§ **Excerpts from a figure dataset**:
::::::::
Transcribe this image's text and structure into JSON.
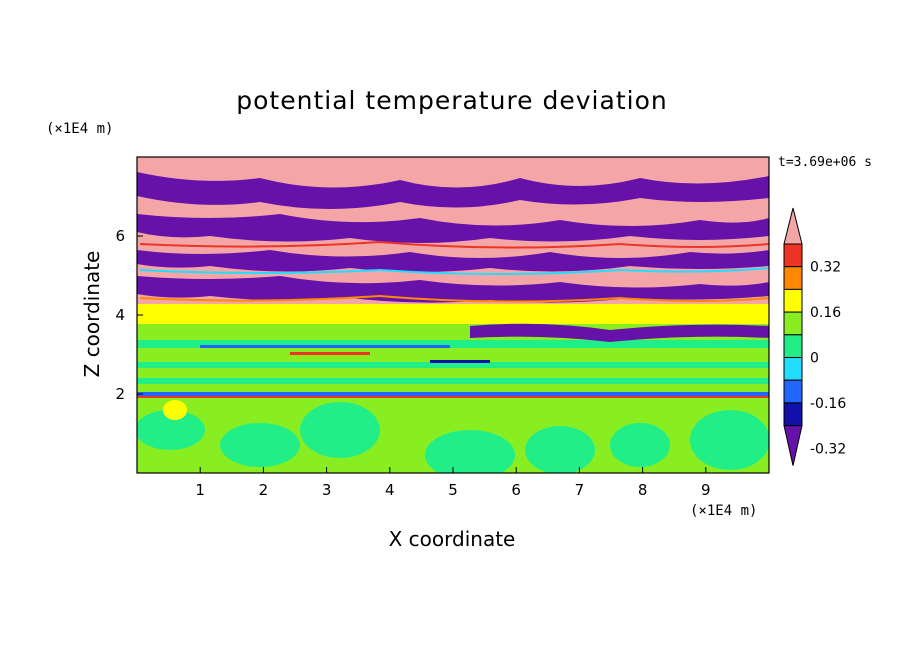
{
  "chart_data": {
    "type": "heatmap",
    "title": "potential temperature deviation",
    "xlabel": "X coordinate",
    "ylabel": "Z coordinate",
    "x_unit": "(×1E4 m)",
    "y_unit": "(×1E4 m)",
    "time_label": "t=3.69e+06 s",
    "xlim": [
      0,
      10
    ],
    "ylim": [
      0,
      8
    ],
    "x_ticks": [
      "1",
      "2",
      "3",
      "4",
      "5",
      "6",
      "7",
      "8",
      "9"
    ],
    "y_ticks": [
      "2",
      "4",
      "6"
    ],
    "colorbar": {
      "labels": [
        "0.32",
        "0.16",
        "0",
        "-0.16",
        "-0.32"
      ],
      "colors": [
        "#f4a6a6",
        "#ee3424",
        "#ff8800",
        "#ffff00",
        "#88ee22",
        "#22ee88",
        "#22ddff",
        "#2266ff",
        "#1111aa",
        "#6611aa"
      ]
    },
    "layers": [
      {
        "z_range": [
          0,
          2
        ],
        "dominant": "green/light-green convection cells"
      },
      {
        "z_range": [
          2,
          3.8
        ],
        "dominant": "light green with thin blue/red streaks"
      },
      {
        "z_range": [
          3.8,
          4.2
        ],
        "dominant": "yellow band"
      },
      {
        "z_range": [
          4.2,
          8
        ],
        "dominant": "alternating pink and purple layers"
      }
    ]
  }
}
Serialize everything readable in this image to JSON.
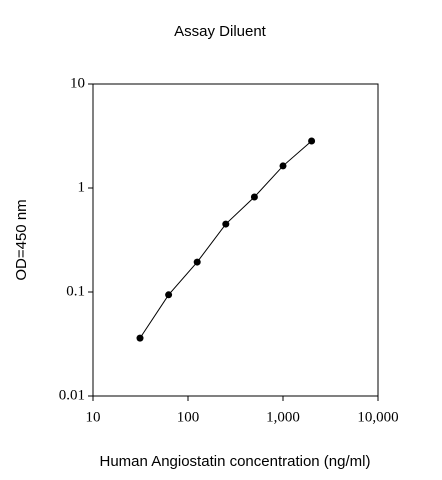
{
  "chart_data": {
    "type": "line",
    "title": "Assay Diluent",
    "x_label": "Human Angiostatin concentration (ng/ml)",
    "y_label": "OD=450 nm",
    "x": [
      31.25,
      62.5,
      125,
      250,
      500,
      1000,
      2000
    ],
    "values": [
      0.036,
      0.094,
      0.194,
      0.45,
      0.82,
      1.63,
      2.83
    ],
    "color": "#000000",
    "marker": "circle",
    "xscale": "log",
    "yscale": "log",
    "xlim": [
      10,
      10000
    ],
    "ylim": [
      0.01,
      10
    ],
    "xticks": [
      10,
      100,
      {
        "value": 1000,
        "label": "1,000"
      },
      {
        "value": 10000,
        "label": "10,000"
      }
    ],
    "yticks": [
      0.01,
      0.1,
      1,
      10
    ]
  }
}
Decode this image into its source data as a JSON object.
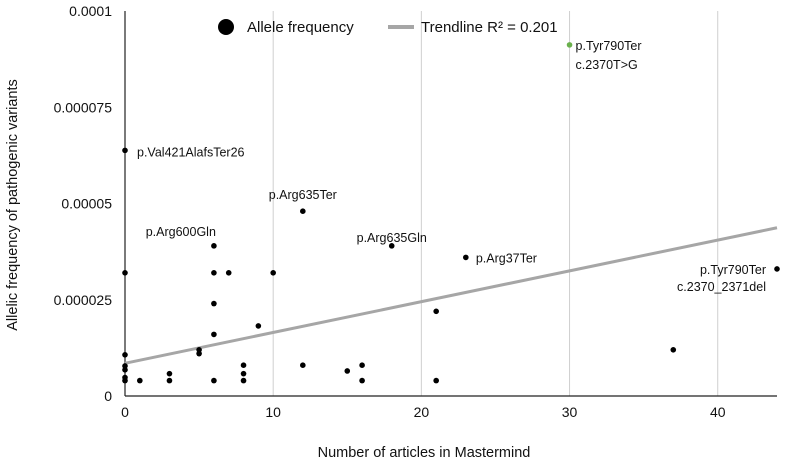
{
  "chart_data": {
    "type": "scatter",
    "xlabel": "Number of articles in Mastermind",
    "ylabel": "Allelic frequency of pathogenic variants",
    "xlim": [
      0,
      44
    ],
    "ylim": [
      0,
      0.0001
    ],
    "x_ticks": [
      0,
      10,
      20,
      30,
      40
    ],
    "y_ticks": [
      0,
      2.5e-05,
      5e-05,
      7.5e-05,
      0.0001
    ],
    "y_tick_labels": [
      "0",
      "0.000025",
      "0.00005",
      "0.000075",
      "0.0001"
    ],
    "grid": "vertical",
    "legend_position": "top",
    "legend": [
      {
        "label": "Allele frequency",
        "marker": "dot",
        "color": "#000000"
      },
      {
        "label": "Trendline R² = 0.201",
        "marker": "line",
        "color": "#a6a6a6"
      }
    ],
    "series": [
      {
        "name": "Allele frequency",
        "color": "#000000",
        "points": [
          {
            "x": 0,
            "y": 6.38e-05
          },
          {
            "x": 0,
            "y": 3.2e-05
          },
          {
            "x": 0,
            "y": 1.07e-05
          },
          {
            "x": 0,
            "y": 7.8e-06
          },
          {
            "x": 0,
            "y": 6.8e-06
          },
          {
            "x": 0,
            "y": 4.8e-06
          },
          {
            "x": 0,
            "y": 4e-06
          },
          {
            "x": 1,
            "y": 4e-06
          },
          {
            "x": 3,
            "y": 5.8e-06
          },
          {
            "x": 3,
            "y": 4e-06
          },
          {
            "x": 5,
            "y": 1.2e-05
          },
          {
            "x": 5,
            "y": 1.1e-05
          },
          {
            "x": 6,
            "y": 3.9e-05
          },
          {
            "x": 6,
            "y": 3.2e-05
          },
          {
            "x": 6,
            "y": 2.4e-05
          },
          {
            "x": 6,
            "y": 1.6e-05
          },
          {
            "x": 6,
            "y": 4e-06
          },
          {
            "x": 7,
            "y": 3.2e-05
          },
          {
            "x": 8,
            "y": 8e-06
          },
          {
            "x": 8,
            "y": 5.8e-06
          },
          {
            "x": 8,
            "y": 4e-06
          },
          {
            "x": 9,
            "y": 1.82e-05
          },
          {
            "x": 10,
            "y": 3.2e-05
          },
          {
            "x": 12,
            "y": 4.8e-05
          },
          {
            "x": 12,
            "y": 8e-06
          },
          {
            "x": 15,
            "y": 6.5e-06
          },
          {
            "x": 16,
            "y": 8e-06
          },
          {
            "x": 16,
            "y": 4e-06
          },
          {
            "x": 18,
            "y": 3.9e-05
          },
          {
            "x": 21,
            "y": 2.2e-05
          },
          {
            "x": 21,
            "y": 4e-06
          },
          {
            "x": 23,
            "y": 3.6e-05
          },
          {
            "x": 30,
            "y": 9.12e-05,
            "color": "#6ab04c"
          },
          {
            "x": 37,
            "y": 1.2e-05
          },
          {
            "x": 44,
            "y": 3.3e-05
          }
        ]
      }
    ],
    "trendline": {
      "x_start": 0,
      "y_start": 8.5e-06,
      "x_end": 44,
      "y_end": 4.37e-05,
      "r2": 0.201,
      "color": "#a6a6a6"
    },
    "annotations": [
      {
        "text": "p.Val421AlafsTer26",
        "x": 0,
        "y": 6.38e-05,
        "color": "#111111"
      },
      {
        "text": "p.Arg635Ter",
        "x": 12,
        "y": 4.8e-05,
        "color": "#111111"
      },
      {
        "text": "p.Arg600Gln",
        "x": 6,
        "y": 3.9e-05,
        "color": "#111111"
      },
      {
        "text": "p.Arg635Gln",
        "x": 18,
        "y": 3.9e-05,
        "color": "#111111"
      },
      {
        "text": "p.Arg37Ter",
        "x": 23,
        "y": 3.6e-05,
        "color": "#111111"
      },
      {
        "text": "p.Tyr790Ter",
        "x": 30,
        "y": 9.12e-05,
        "color": "#555555"
      },
      {
        "text": "c.2370T>G",
        "x": 30,
        "y": 9.12e-05,
        "color": "#555555"
      },
      {
        "text": "p.Tyr790Ter",
        "x": 44,
        "y": 3.3e-05,
        "color": "#555555"
      },
      {
        "text": "c.2370_2371del",
        "x": 44,
        "y": 3.3e-05,
        "color": "#555555"
      }
    ]
  }
}
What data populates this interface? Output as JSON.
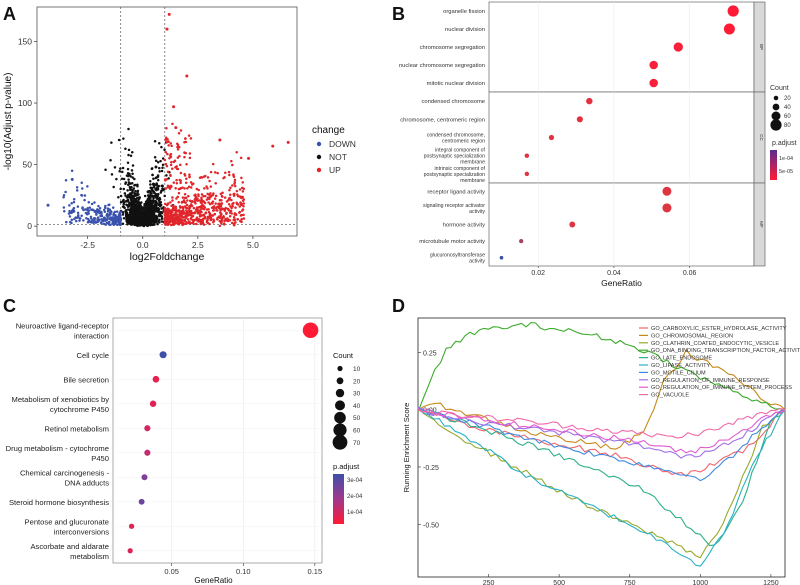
{
  "panel_letters": {
    "a": "A",
    "b": "B",
    "c": "C",
    "d": "D"
  },
  "chart_data": [
    {
      "panel": "A",
      "type": "scatter",
      "title": "",
      "xlabel": "log2Foldchange",
      "ylabel": "-log10(Adjust p-value)",
      "xlim": [
        -4.8,
        7.0
      ],
      "ylim": [
        -8,
        178
      ],
      "xticks": [
        -2.5,
        0,
        2.5,
        5
      ],
      "xtick_labels": [
        "-2.5",
        "0.0",
        "2.5",
        "5.0"
      ],
      "yticks": [
        0,
        50,
        100,
        150
      ],
      "ytick_labels": [
        "0",
        "50",
        "100",
        "150"
      ],
      "vlines": [
        -1,
        1
      ],
      "hline": 1.3,
      "legend_title": "change",
      "legend_position": "right",
      "series": [
        {
          "name": "DOWN",
          "color": "#3a52ad"
        },
        {
          "name": "NOT",
          "color": "#111111"
        },
        {
          "name": "UP",
          "color": "#e0262b"
        }
      ],
      "highlight_points": [
        {
          "x": 1.2,
          "y": 172,
          "series": "UP"
        },
        {
          "x": 1.1,
          "y": 160,
          "series": "UP"
        },
        {
          "x": 2.0,
          "y": 122,
          "series": "UP"
        },
        {
          "x": 1.4,
          "y": 97,
          "series": "UP"
        },
        {
          "x": 1.5,
          "y": 80,
          "series": "UP"
        },
        {
          "x": 3.5,
          "y": 70,
          "series": "UP"
        },
        {
          "x": 6.6,
          "y": 68,
          "series": "UP"
        },
        {
          "x": 5.9,
          "y": 65,
          "series": "UP"
        },
        {
          "x": 4.8,
          "y": 55,
          "series": "UP"
        },
        {
          "x": 0.6,
          "y": 48,
          "series": "NOT"
        },
        {
          "x": -3.2,
          "y": 38,
          "series": "DOWN"
        },
        {
          "x": -4.3,
          "y": 17,
          "series": "DOWN"
        }
      ]
    },
    {
      "panel": "B",
      "type": "scatter",
      "subtype": "dotplot",
      "xlabel": "GeneRatio",
      "xlim": [
        0.007,
        0.077
      ],
      "xticks": [
        0.02,
        0.04,
        0.06
      ],
      "xtick_labels": [
        "0.02",
        "0.04",
        "0.06"
      ],
      "facets": [
        "BP",
        "CC",
        "MF"
      ],
      "terms": [
        {
          "label": [
            "organelle fission"
          ],
          "facet": "BP",
          "x": 0.0715,
          "count": 80,
          "padj": 1e-06
        },
        {
          "label": [
            "nuclear division"
          ],
          "facet": "BP",
          "x": 0.0705,
          "count": 78,
          "padj": 1e-06
        },
        {
          "label": [
            "chromosome segregation"
          ],
          "facet": "BP",
          "x": 0.057,
          "count": 63,
          "padj": 2e-06
        },
        {
          "label": [
            "nuclear chromosome segregation"
          ],
          "facet": "BP",
          "x": 0.0505,
          "count": 56,
          "padj": 2e-06
        },
        {
          "label": [
            "mitotic nuclear division"
          ],
          "facet": "BP",
          "x": 0.0505,
          "count": 56,
          "padj": 2e-06
        },
        {
          "label": [
            "condensed chromosome"
          ],
          "facet": "CC",
          "x": 0.0335,
          "count": 37,
          "padj": 1e-05
        },
        {
          "label": [
            "chromosome, centromeric region"
          ],
          "facet": "CC",
          "x": 0.031,
          "count": 34,
          "padj": 1e-05
        },
        {
          "label": [
            "condensed chromosome,",
            "centromeric region"
          ],
          "facet": "CC",
          "x": 0.0235,
          "count": 26,
          "padj": 2e-05
        },
        {
          "label": [
            "integral component of",
            "postsynaptic specialization",
            "membrane"
          ],
          "facet": "CC",
          "x": 0.017,
          "count": 19,
          "padj": 2e-05
        },
        {
          "label": [
            "intrinsic component of",
            "postsynaptic specialization",
            "membrane"
          ],
          "facet": "CC",
          "x": 0.017,
          "count": 19,
          "padj": 2e-05
        },
        {
          "label": [
            "receptor ligand activity"
          ],
          "facet": "MF",
          "x": 0.054,
          "count": 60,
          "padj": 2e-05
        },
        {
          "label": [
            "signaling receptor activator",
            "activity"
          ],
          "facet": "MF",
          "x": 0.054,
          "count": 61,
          "padj": 2e-05
        },
        {
          "label": [
            "hormone activity"
          ],
          "facet": "MF",
          "x": 0.029,
          "count": 32,
          "padj": 2e-05
        },
        {
          "label": [
            "microtubule motor activity"
          ],
          "facet": "MF",
          "x": 0.0155,
          "count": 17,
          "padj": 5e-05
        },
        {
          "label": [
            "glucuronosyltransferase",
            "activity"
          ],
          "facet": "MF",
          "x": 0.0103,
          "count": 11,
          "padj": 0.00013
        }
      ],
      "size_legend": {
        "title": "Count",
        "values": [
          20,
          40,
          60,
          80
        ],
        "labels": [
          "20",
          "40",
          "60",
          "80"
        ]
      },
      "color_legend": {
        "title": "p.adjust",
        "tick_labels": [
          "1e-04",
          "5e-05"
        ],
        "colors": [
          "#5b2b91",
          "#ff1a36"
        ]
      }
    },
    {
      "panel": "C",
      "type": "scatter",
      "subtype": "dotplot",
      "xlabel": "GeneRatio",
      "xlim": [
        0.009,
        0.155
      ],
      "xticks": [
        0.05,
        0.1,
        0.15
      ],
      "xtick_labels": [
        "0.05",
        "0.10",
        "0.15"
      ],
      "terms": [
        {
          "label": [
            "Neuroactive ligand-receptor",
            "interaction"
          ],
          "x": 0.147,
          "count": 75,
          "padj": 8e-06
        },
        {
          "label": [
            "Cell cycle"
          ],
          "x": 0.044,
          "count": 22,
          "padj": 0.0003
        },
        {
          "label": [
            "Bile secretion"
          ],
          "x": 0.039,
          "count": 19,
          "padj": 5e-05
        },
        {
          "label": [
            "Metabolism of xenobiotics by",
            "cytochrome P450"
          ],
          "x": 0.037,
          "count": 18,
          "padj": 6e-05
        },
        {
          "label": [
            "Retinol metabolism"
          ],
          "x": 0.033,
          "count": 16,
          "padj": 8e-05
        },
        {
          "label": [
            "Drug metabolism - cytochrome",
            "P450"
          ],
          "x": 0.033,
          "count": 16,
          "padj": 0.0001
        },
        {
          "label": [
            "Chemical carcinogenesis -",
            "DNA adducts"
          ],
          "x": 0.031,
          "count": 15,
          "padj": 0.0002
        },
        {
          "label": [
            "Steroid hormone biosynthesis"
          ],
          "x": 0.029,
          "count": 14,
          "padj": 0.00023
        },
        {
          "label": [
            "Pentose and glucuronate",
            "interconversions"
          ],
          "x": 0.022,
          "count": 11,
          "padj": 6e-05
        },
        {
          "label": [
            "Ascorbate and aldarate",
            "metabolism"
          ],
          "x": 0.021,
          "count": 10,
          "padj": 6e-05
        }
      ],
      "size_legend": {
        "title": "Count",
        "values": [
          10,
          20,
          30,
          40,
          50,
          60,
          70
        ],
        "labels": [
          "10",
          "20",
          "30",
          "40",
          "50",
          "60",
          "70"
        ]
      },
      "color_legend": {
        "title": "p.adjust",
        "tick_labels": [
          "3e-04",
          "2e-04",
          "1e-04"
        ],
        "colors": [
          "#3e4fa8",
          "#a0388e",
          "#ff1a36"
        ]
      }
    },
    {
      "panel": "D",
      "type": "line",
      "title": "",
      "xlabel": "",
      "ylabel": "Running Enrichment Score",
      "xlim": [
        0,
        1300
      ],
      "ylim": [
        -0.73,
        0.4
      ],
      "xticks": [
        250,
        500,
        750,
        1000,
        1250
      ],
      "xtick_labels": [
        "250",
        "500",
        "750",
        "1000",
        "1250"
      ],
      "yticks": [
        0.25,
        0.0,
        -0.25,
        -0.5
      ],
      "ytick_labels": [
        "0.25",
        "0.00",
        "-0.25",
        "-0.50"
      ],
      "legend_position": "top-right",
      "series": [
        {
          "name": "GO_CARBOXYLIC_ESTER_HYDROLASE_ACTIVITY",
          "color": "#f0656f",
          "x": [
            0,
            200,
            500,
            700,
            850,
            950,
            1050,
            1150,
            1230,
            1280,
            1300
          ],
          "y": [
            0,
            -0.08,
            -0.15,
            -0.2,
            -0.26,
            -0.28,
            -0.24,
            -0.18,
            -0.1,
            0,
            0
          ]
        },
        {
          "name": "GO_CHROMOSOMAL_REGION",
          "color": "#c58a1a",
          "x": [
            0,
            80,
            400,
            700,
            800,
            870,
            950,
            1100,
            1250,
            1300
          ],
          "y": [
            0,
            0.02,
            -0.1,
            -0.17,
            -0.1,
            0.12,
            0.25,
            0.16,
            0.02,
            0
          ]
        },
        {
          "name": "GO_CLATHRIN_COATED_ENDOCYTIC_VESICLE",
          "color": "#97a82b",
          "x": [
            0,
            150,
            600,
            900,
            1000,
            1080,
            1150,
            1220,
            1300
          ],
          "y": [
            0,
            -0.12,
            -0.42,
            -0.58,
            -0.64,
            -0.5,
            -0.3,
            -0.08,
            0
          ]
        },
        {
          "name": "GO_DNA_BINDING_TRANSCRIPTION_FACTOR_ACTIVITY",
          "color": "#3bab2a",
          "x": [
            0,
            40,
            100,
            200,
            300,
            400,
            500,
            600,
            700,
            800,
            900,
            1000,
            1100,
            1200,
            1250,
            1300
          ],
          "y": [
            0,
            0.12,
            0.26,
            0.34,
            0.36,
            0.37,
            0.35,
            0.33,
            0.3,
            0.26,
            0.2,
            0.14,
            0.09,
            0.04,
            0.02,
            0
          ]
        },
        {
          "name": "GO_LATE_ENDOSOME",
          "color": "#2cb08a",
          "x": [
            0,
            150,
            500,
            800,
            950,
            1050,
            1150,
            1250,
            1300
          ],
          "y": [
            0,
            -0.05,
            -0.2,
            -0.35,
            -0.5,
            -0.6,
            -0.4,
            -0.05,
            0
          ]
        },
        {
          "name": "GO_LIPASE_ACTIVITY",
          "color": "#28b0c4",
          "x": [
            0,
            150,
            400,
            750,
            900,
            1000,
            1100,
            1200,
            1300
          ],
          "y": [
            0,
            -0.1,
            -0.3,
            -0.5,
            -0.6,
            -0.68,
            -0.5,
            -0.2,
            0
          ]
        },
        {
          "name": "GO_MOTILE_CILIUM",
          "color": "#3f8ae0",
          "x": [
            0,
            200,
            500,
            800,
            1000,
            1100,
            1200,
            1300
          ],
          "y": [
            0,
            -0.06,
            -0.16,
            -0.24,
            -0.3,
            -0.22,
            -0.1,
            0
          ]
        },
        {
          "name": "GO_REGULATION_OF_IMMUNE_RESPONSE",
          "color": "#9f6ee8",
          "x": [
            0,
            200,
            500,
            800,
            950,
            1050,
            1150,
            1250,
            1300
          ],
          "y": [
            0,
            -0.05,
            -0.1,
            -0.16,
            -0.21,
            -0.17,
            -0.11,
            -0.03,
            0
          ]
        },
        {
          "name": "GO_REGULATION_OF_IMMUNE_SYSTEM_PROCESS",
          "color": "#e05dd0",
          "x": [
            0,
            200,
            500,
            800,
            950,
            1050,
            1150,
            1250,
            1300
          ],
          "y": [
            0,
            -0.04,
            -0.09,
            -0.14,
            -0.19,
            -0.15,
            -0.09,
            -0.02,
            0
          ]
        },
        {
          "name": "GO_VACUOLE",
          "color": "#f06aa8",
          "x": [
            0,
            100,
            300,
            600,
            900,
            1050,
            1150,
            1250,
            1300
          ],
          "y": [
            0,
            -0.02,
            -0.04,
            -0.08,
            -0.12,
            -0.09,
            -0.04,
            -0.01,
            0
          ]
        }
      ]
    }
  ]
}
::::::::
Scan the records for lines that hold "into", and reproduce each one you find.

§ **Exercise solution**:
Transcribe this image's text and structure into JSON.
Decode this image into its source data as a JSON object.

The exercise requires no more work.